Set problem
Repeat the material verbatim and drop the pictures.

Recorded data

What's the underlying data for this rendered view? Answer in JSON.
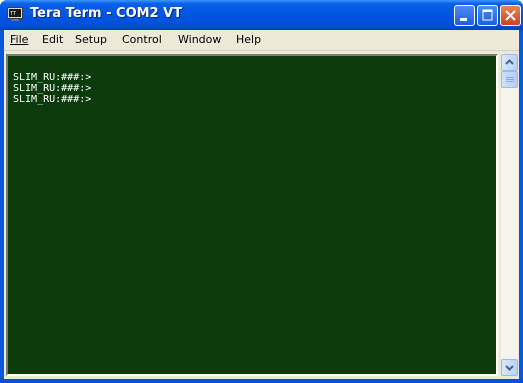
{
  "window": {
    "title": "Tera Term - COM2 VT",
    "icon": "teraterm-app-icon",
    "caption_buttons": [
      "minimize-icon",
      "maximize-icon",
      "close-icon"
    ],
    "colors": {
      "titlebar": "#0054e3",
      "terminal_bg": "#0b3b0b",
      "terminal_fg": "#ffffff",
      "menubar": "#ece9d8"
    }
  },
  "menu": [
    {
      "label": "File"
    },
    {
      "label": "Edit"
    },
    {
      "label": "Setup"
    },
    {
      "label": "Control"
    },
    {
      "label": "Window"
    },
    {
      "label": "Help"
    }
  ],
  "terminal": {
    "lines": [
      "SLIM_RU:###:>",
      "SLIM_RU:###:>",
      "SLIM_RU:###:>"
    ]
  },
  "scrollbar": {
    "icons": [
      "scroll-up-arrow-icon",
      "scroll-down-arrow-icon"
    ]
  }
}
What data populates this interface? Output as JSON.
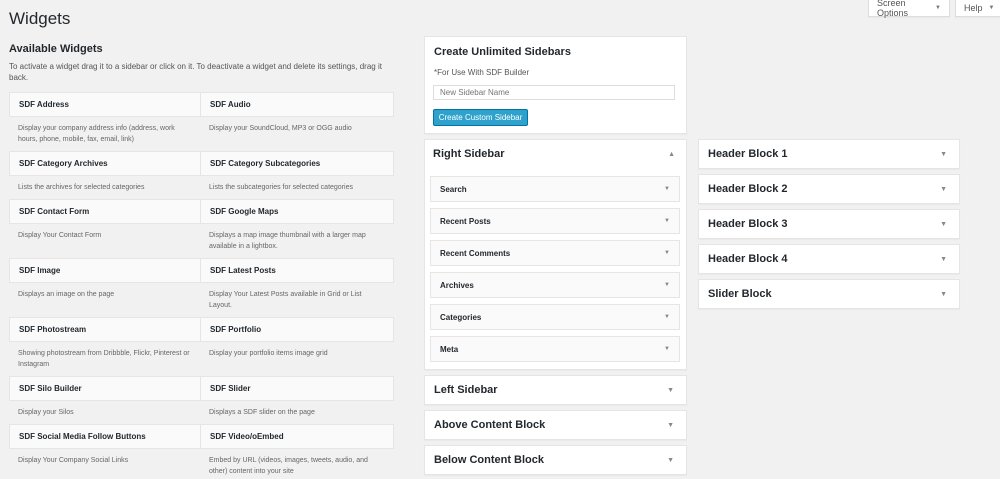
{
  "page_title": "Widgets",
  "screen_options": {
    "label": "Screen Options",
    "icon": "caret-down-icon"
  },
  "help": {
    "label": "Help",
    "icon": "caret-down-icon"
  },
  "available": {
    "heading": "Available Widgets",
    "description": "To activate a widget drag it to a sidebar or click on it. To deactivate a widget and delete its settings, drag it back.",
    "widgets": [
      {
        "name": "SDF Address",
        "desc": "Display your company address info (address, work hours, phone, mobile, fax, email, link)"
      },
      {
        "name": "SDF Audio",
        "desc": "Display your SoundCloud, MP3 or OGG audio"
      },
      {
        "name": "SDF Category Archives",
        "desc": "Lists the archives for selected categories"
      },
      {
        "name": "SDF Category Subcategories",
        "desc": "Lists the subcategories for selected categories"
      },
      {
        "name": "SDF Contact Form",
        "desc": "Display Your Contact Form"
      },
      {
        "name": "SDF Google Maps",
        "desc": "Displays a map image thumbnail with a larger map available in a lightbox."
      },
      {
        "name": "SDF Image",
        "desc": "Displays an image on the page"
      },
      {
        "name": "SDF Latest Posts",
        "desc": "Display Your Latest Posts available in Grid or List Layout."
      },
      {
        "name": "SDF Photostream",
        "desc": "Showing photostream from Dribbble, Flickr, Pinterest or Instagram"
      },
      {
        "name": "SDF Portfolio",
        "desc": "Display your portfolio items image grid"
      },
      {
        "name": "SDF Silo Builder",
        "desc": "Display your Silos"
      },
      {
        "name": "SDF Slider",
        "desc": "Displays a SDF slider on the page"
      },
      {
        "name": "SDF Social Media Follow Buttons",
        "desc": "Display Your Company Social Links"
      },
      {
        "name": "SDF Video/oEmbed",
        "desc": "Embed by URL (videos, images, tweets, audio, and other) content into your site"
      }
    ]
  },
  "create_sidebar": {
    "title": "Create Unlimited Sidebars",
    "note": "*For Use With SDF Builder",
    "input_placeholder": "New Sidebar Name",
    "button_label": "Create Custom Sidebar"
  },
  "right_sidebar": {
    "title": "Right Sidebar",
    "widgets": [
      "Search",
      "Recent Posts",
      "Recent Comments",
      "Archives",
      "Categories",
      "Meta"
    ]
  },
  "middle_sidebars": [
    "Left Sidebar",
    "Above Content Block",
    "Below Content Block"
  ],
  "right_column_sidebars": [
    "Header Block 1",
    "Header Block 2",
    "Header Block 3",
    "Header Block 4",
    "Slider Block"
  ],
  "arrow_glyphs": {
    "down": "▼",
    "up": "▲"
  }
}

Answer to the problem
What's the underlying data for this rendered view? Answer in JSON.
{
  "window": {
    "title": "Tera Term - COM2 VT",
    "icon": "teraterm-app-icon",
    "caption_buttons": [
      "minimize-icon",
      "maximize-icon",
      "close-icon"
    ],
    "colors": {
      "titlebar": "#0054e3",
      "terminal_bg": "#0b3b0b",
      "terminal_fg": "#ffffff",
      "menubar": "#ece9d8"
    }
  },
  "menu": [
    {
      "label": "File"
    },
    {
      "label": "Edit"
    },
    {
      "label": "Setup"
    },
    {
      "label": "Control"
    },
    {
      "label": "Window"
    },
    {
      "label": "Help"
    }
  ],
  "terminal": {
    "lines": [
      "SLIM_RU:###:>",
      "SLIM_RU:###:>",
      "SLIM_RU:###:>"
    ]
  },
  "scrollbar": {
    "icons": [
      "scroll-up-arrow-icon",
      "scroll-down-arrow-icon"
    ]
  }
}
What data populates this interface? Output as JSON.
{
  "page_title": "Widgets",
  "screen_options": {
    "label": "Screen Options",
    "icon": "caret-down-icon"
  },
  "help": {
    "label": "Help",
    "icon": "caret-down-icon"
  },
  "available": {
    "heading": "Available Widgets",
    "description": "To activate a widget drag it to a sidebar or click on it. To deactivate a widget and delete its settings, drag it back.",
    "widgets": [
      {
        "name": "SDF Address",
        "desc": "Display your company address info (address, work hours, phone, mobile, fax, email, link)"
      },
      {
        "name": "SDF Audio",
        "desc": "Display your SoundCloud, MP3 or OGG audio"
      },
      {
        "name": "SDF Category Archives",
        "desc": "Lists the archives for selected categories"
      },
      {
        "name": "SDF Category Subcategories",
        "desc": "Lists the subcategories for selected categories"
      },
      {
        "name": "SDF Contact Form",
        "desc": "Display Your Contact Form"
      },
      {
        "name": "SDF Google Maps",
        "desc": "Displays a map image thumbnail with a larger map available in a lightbox."
      },
      {
        "name": "SDF Image",
        "desc": "Displays an image on the page"
      },
      {
        "name": "SDF Latest Posts",
        "desc": "Display Your Latest Posts available in Grid or List Layout."
      },
      {
        "name": "SDF Photostream",
        "desc": "Showing photostream from Dribbble, Flickr, Pinterest or Instagram"
      },
      {
        "name": "SDF Portfolio",
        "desc": "Display your portfolio items image grid"
      },
      {
        "name": "SDF Silo Builder",
        "desc": "Display your Silos"
      },
      {
        "name": "SDF Slider",
        "desc": "Displays a SDF slider on the page"
      },
      {
        "name": "SDF Social Media Follow Buttons",
        "desc": "Display Your Company Social Links"
      },
      {
        "name": "SDF Video/oEmbed",
        "desc": "Embed by URL (videos, images, tweets, audio, and other) content into your site"
      }
    ]
  },
  "create_sidebar": {
    "title": "Create Unlimited Sidebars",
    "note": "*For Use With SDF Builder",
    "input_placeholder": "New Sidebar Name",
    "button_label": "Create Custom Sidebar"
  },
  "right_sidebar": {
    "title": "Right Sidebar",
    "widgets": [
      "Search",
      "Recent Posts",
      "Recent Comments",
      "Archives",
      "Categories",
      "Meta"
    ]
  },
  "middle_sidebars": [
    "Left Sidebar",
    "Above Content Block",
    "Below Content Block"
  ],
  "right_column_sidebars": [
    "Header Block 1",
    "Header Block 2",
    "Header Block 3",
    "Header Block 4",
    "Slider Block"
  ],
  "arrow_glyphs": {
    "down": "▼",
    "up": "▲"
  }
}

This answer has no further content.